=== Written exercise ===
In the copy, keep every record exact and leave out all images.

=== Entries from a dataset ===
Begin

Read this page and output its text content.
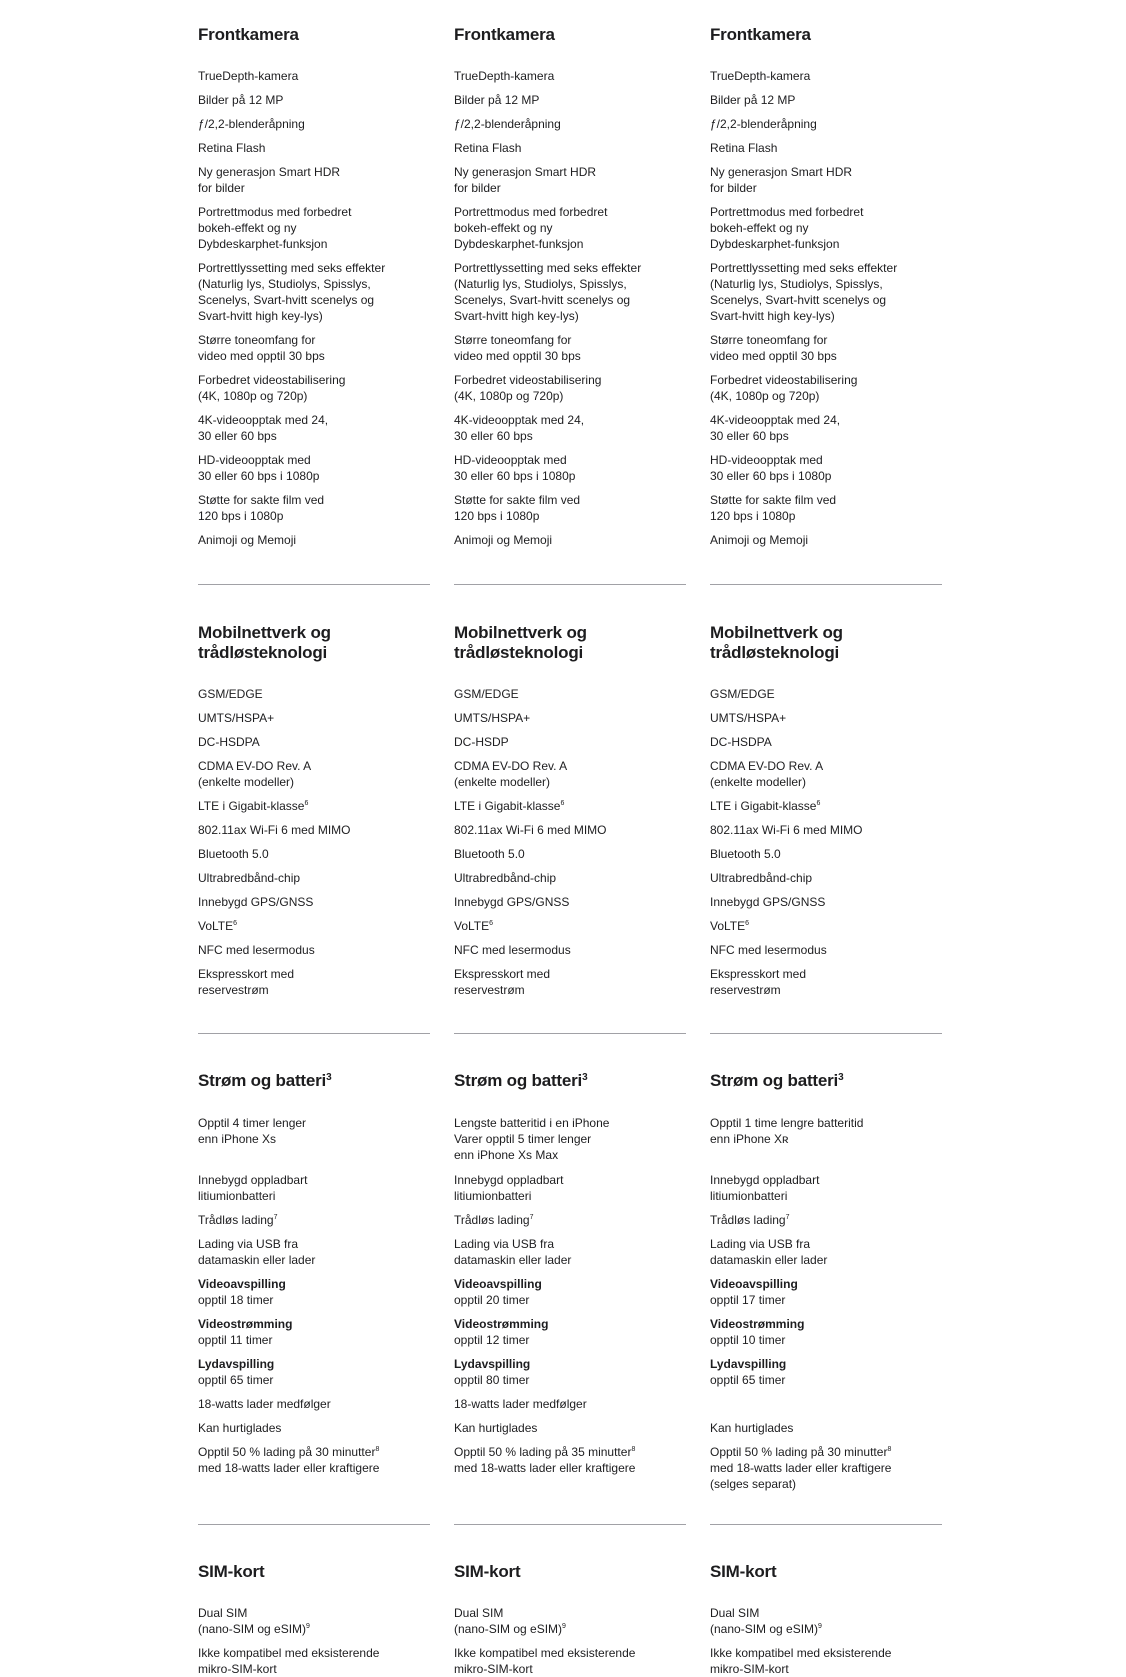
Frontkamera
TrueDepth-kamera
Bilder på 12 MP
ƒ/2,2-blenderåpning
Retina Flash
Ny generasjon Smart HDR
for bilder
Portrettmodus med forbedret
bokeh-effekt og ny
Dybdeskarphet-funksjon
Portrettlyssetting med seks effekter
(Naturlig lys, Studiolys, Spisslys,
Scenelys, Svart-hvitt scenelys og
Svart-hvitt high key-lys)
Større toneomfang for
video med opptil 30 bps
Forbedret videostabilisering
(4K, 1080p og 720p)
4K-videoopptak med 24,
30 eller 60 bps
HD-videoopptak med
30 eller 60 bps i 1080p
Støtte for sakte film ved
120 bps i 1080p
Animoji og Memoji
Mobilnettverk og
trådløsteknologi
GSM/EDGE
UMTS/HSPA+
DC-HSDPA
CDMA EV-DO Rev. A
(enkelte modeller)
LTE i Gigabit-klasse$^6$
802.11ax Wi-Fi 6 med MIMO
Bluetooth 5.0
Ultrabredbånd-chip
Innebygd GPS/GNSS
VoLTE$^6$
NFC med lesermodus
Ekspresskort med
reservestrøm
Strøm og batteri$^3$
Opptil 4 timer lenger
enn iPhone Xs
Innebygd oppladbart
litiumionbatteri
Trådløs lading$^7$
Lading via USB fra
datamaskin eller lader
Videoavspilling
opptil 18 timer
Videostrømming
opptil 11 timer
Lydavspilling
opptil 65 timer
18-watts lader medfølger
Kan hurtiglades
Opptil 50 % lading på 30 minutter$^8$
med 18-watts lader eller kraftigere
SIM-kort
Dual SIM
(nano-SIM og eSIM)$^9$
Ikke kompatibel med eksisterende
mikro-SIM-kort
Frontkamera
TrueDepth-kamera
Bilder på 12 MP
ƒ/2,2-blenderåpning
Retina Flash
Ny generasjon Smart HDR
for bilder
Portrettmodus med forbedret
bokeh-effekt og ny
Dybdeskarphet-funksjon
Portrettlyssetting med seks effekter
(Naturlig lys, Studiolys, Spisslys,
Scenelys, Svart-hvitt scenelys og
Svart-hvitt high key-lys)
Større toneomfang for
video med opptil 30 bps
Forbedret videostabilisering
(4K, 1080p og 720p)
4K-videoopptak med 24,
30 eller 60 bps
HD-videoopptak med
30 eller 60 bps i 1080p
Støtte for sakte film ved
120 bps i 1080p
Animoji og Memoji
Mobilnettverk og
trådløsteknologi
GSM/EDGE
UMTS/HSPA+
DC-HSDP
CDMA EV-DO Rev. A
(enkelte modeller)
LTE i Gigabit-klasse$^6$
802.11ax Wi-Fi 6 med MIMO
Bluetooth 5.0
Ultrabredbånd-chip
Innebygd GPS/GNSS
VoLTE$^6$
NFC med lesermodus
Ekspresskort med
reservestrøm
Strøm og batteri$^3$
Lengste batteritid i en iPhone
Varer opptil 5 timer lenger
enn iPhone Xs Max
Innebygd oppladbart
litiumionbatteri
Trådløs lading$^7$
Lading via USB fra
datamaskin eller lader
Videoavspilling
opptil 20 timer
Videostrømming
opptil 12 timer
Lydavspilling
opptil 80 timer
18-watts lader medfølger
Kan hurtiglades
Opptil 50 % lading på 35 minutter$^8$
med 18-watts lader eller kraftigere
SIM-kort
Dual SIM
(nano-SIM og eSIM)$^9$
Ikke kompatibel med eksisterende
mikro-SIM-kort
Frontkamera
TrueDepth-kamera
Bilder på 12 MP
ƒ/2,2-blenderåpning
Retina Flash
Ny generasjon Smart HDR
for bilder
Portrettmodus med forbedret
bokeh-effekt og ny
Dybdeskarphet-funksjon
Portrettlyssetting med seks effekter
(Naturlig lys, Studiolys, Spisslys,
Scenelys, Svart-hvitt scenelys og
Svart-hvitt high key-lys)
Større toneomfang for
video med opptil 30 bps
Forbedret videostabilisering
(4K, 1080p og 720p)
4K-videoopptak med 24,
30 eller 60 bps
HD-videoopptak med
30 eller 60 bps i 1080p
Støtte for sakte film ved
120 bps i 1080p
Animoji og Memoji
Mobilnettverk og
trådløsteknologi
GSM/EDGE
UMTS/HSPA+
DC-HSDPA
CDMA EV-DO Rev. A
(enkelte modeller)
LTE i Gigabit-klasse$^6$
802.11ax Wi-Fi 6 med MIMO
Bluetooth 5.0
Ultrabredbånd-chip
Innebygd GPS/GNSS
VoLTE$^6$
NFC med lesermodus
Ekspresskort med
reservestrøm
Strøm og batteri$^3$
Opptil 1 time lengre batteritid
enn iPhone Xʀ
Innebygd oppladbart
litiumionbatteri
Trådløs lading$^7$
Lading via USB fra
datamaskin eller lader
Videoavspilling
opptil 17 timer
Videostrømming
opptil 10 timer
Lydavspilling
opptil 65 timer
Kan hurtiglades
Opptil 50 % lading på 30 minutter$^8$
med 18-watts lader eller kraftigere
(selges separat)
SIM-kort
Dual SIM
(nano-SIM og eSIM)$^9$
Ikke kompatibel med eksisterende
mikro-SIM-kort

End

=== The solution ===
Read this page and output its text content.
Frontkamera
TrueDepth-kamera
Bilder på 12 MP
ƒ/2,2-blenderåpning
Retina Flash
Ny generasjon Smart HDR
for bilder
Portrettmodus med forbedret
bokeh-effekt og ny
Dybdeskarphet-funksjon
Portrettlyssetting med seks effekter
(Naturlig lys, Studiolys, Spisslys,
Scenelys, Svart-hvitt scenelys og
Svart-hvitt high key-lys)
Større toneomfang for
video med opptil 30 bps
Forbedret videostabilisering
(4K, 1080p og 720p)
4K-videoopptak med 24,
30 eller 60 bps
HD-videoopptak med
30 eller 60 bps i 1080p
Støtte for sakte film ved
120 bps i 1080p
Animoji og Memoji
Mobilnettverk og
trådløsteknologi
GSM/EDGE
UMTS/HSPA+
DC-HSDPA
CDMA EV-DO Rev. A
(enkelte modeller)
LTE i Gigabit-klasse$^6$
802.11ax Wi-Fi 6 med MIMO
Bluetooth 5.0
Ultrabredbånd-chip
Innebygd GPS/GNSS
VoLTE$^6$
NFC med lesermodus
Ekspresskort med
reservestrøm
Strøm og batteri$^3$
Opptil 4 timer lenger
enn iPhone Xs
Innebygd oppladbart
litiumionbatteri
Trådløs lading$^7$
Lading via USB fra
datamaskin eller lader
Videoavspilling
opptil 18 timer
Videostrømming
opptil 11 timer
Lydavspilling
opptil 65 timer
18-watts lader medfølger
Kan hurtiglades
Opptil 50 % lading på 30 minutter$^8$
med 18-watts lader eller kraftigere
SIM-kort
Dual SIM
(nano-SIM og eSIM)$^9$
Ikke kompatibel med eksisterende
mikro-SIM-kort
Frontkamera
TrueDepth-kamera
Bilder på 12 MP
ƒ/2,2-blenderåpning
Retina Flash
Ny generasjon Smart HDR
for bilder
Portrettmodus med forbedret
bokeh-effekt og ny
Dybdeskarphet-funksjon
Portrettlyssetting med seks effekter
(Naturlig lys, Studiolys, Spisslys,
Scenelys, Svart-hvitt scenelys og
Svart-hvitt high key-lys)
Større toneomfang for
video med opptil 30 bps
Forbedret videostabilisering
(4K, 1080p og 720p)
4K-videoopptak med 24,
30 eller 60 bps
HD-videoopptak med
30 eller 60 bps i 1080p
Støtte for sakte film ved
120 bps i 1080p
Animoji og Memoji
Mobilnettverk og
trådløsteknologi
GSM/EDGE
UMTS/HSPA+
DC-HSDP
CDMA EV-DO Rev. A
(enkelte modeller)
LTE i Gigabit-klasse$^6$
802.11ax Wi-Fi 6 med MIMO
Bluetooth 5.0
Ultrabredbånd-chip
Innebygd GPS/GNSS
VoLTE$^6$
NFC med lesermodus
Ekspresskort med
reservestrøm
Strøm og batteri$^3$
Lengste batteritid i en iPhone
Varer opptil 5 timer lenger
enn iPhone Xs Max
Innebygd oppladbart
litiumionbatteri
Trådløs lading$^7$
Lading via USB fra
datamaskin eller lader
Videoavspilling
opptil 20 timer
Videostrømming
opptil 12 timer
Lydavspilling
opptil 80 timer
18-watts lader medfølger
Kan hurtiglades
Opptil 50 % lading på 35 minutter$^8$
med 18-watts lader eller kraftigere
SIM-kort
Dual SIM
(nano-SIM og eSIM)$^9$
Ikke kompatibel med eksisterende
mikro-SIM-kort
Frontkamera
TrueDepth-kamera
Bilder på 12 MP
ƒ/2,2-blenderåpning
Retina Flash
Ny generasjon Smart HDR
for bilder
Portrettmodus med forbedret
bokeh-effekt og ny
Dybdeskarphet-funksjon
Portrettlyssetting med seks effekter
(Naturlig lys, Studiolys, Spisslys,
Scenelys, Svart-hvitt scenelys og
Svart-hvitt high key-lys)
Større toneomfang for
video med opptil 30 bps
Forbedret videostabilisering
(4K, 1080p og 720p)
4K-videoopptak med 24,
30 eller 60 bps
HD-videoopptak med
30 eller 60 bps i 1080p
Støtte for sakte film ved
120 bps i 1080p
Animoji og Memoji
Mobilnettverk og
trådløsteknologi
GSM/EDGE
UMTS/HSPA+
DC-HSDPA
CDMA EV-DO Rev. A
(enkelte modeller)
LTE i Gigabit-klasse$^6$
802.11ax Wi-Fi 6 med MIMO
Bluetooth 5.0
Ultrabredbånd-chip
Innebygd GPS/GNSS
VoLTE$^6$
NFC med lesermodus
Ekspresskort med
reservestrøm
Strøm og batteri$^3$
Opptil 1 time lengre batteritid
enn iPhone Xʀ
Innebygd oppladbart
litiumionbatteri
Trådløs lading$^7$
Lading via USB fra
datamaskin eller lader
Videoavspilling
opptil 17 timer
Videostrømming
opptil 10 timer
Lydavspilling
opptil 65 timer
Kan hurtiglades
Opptil 50 % lading på 30 minutter$^8$
med 18-watts lader eller kraftigere
(selges separat)
SIM-kort
Dual SIM
(nano-SIM og eSIM)$^9$
Ikke kompatibel med eksisterende
mikro-SIM-kort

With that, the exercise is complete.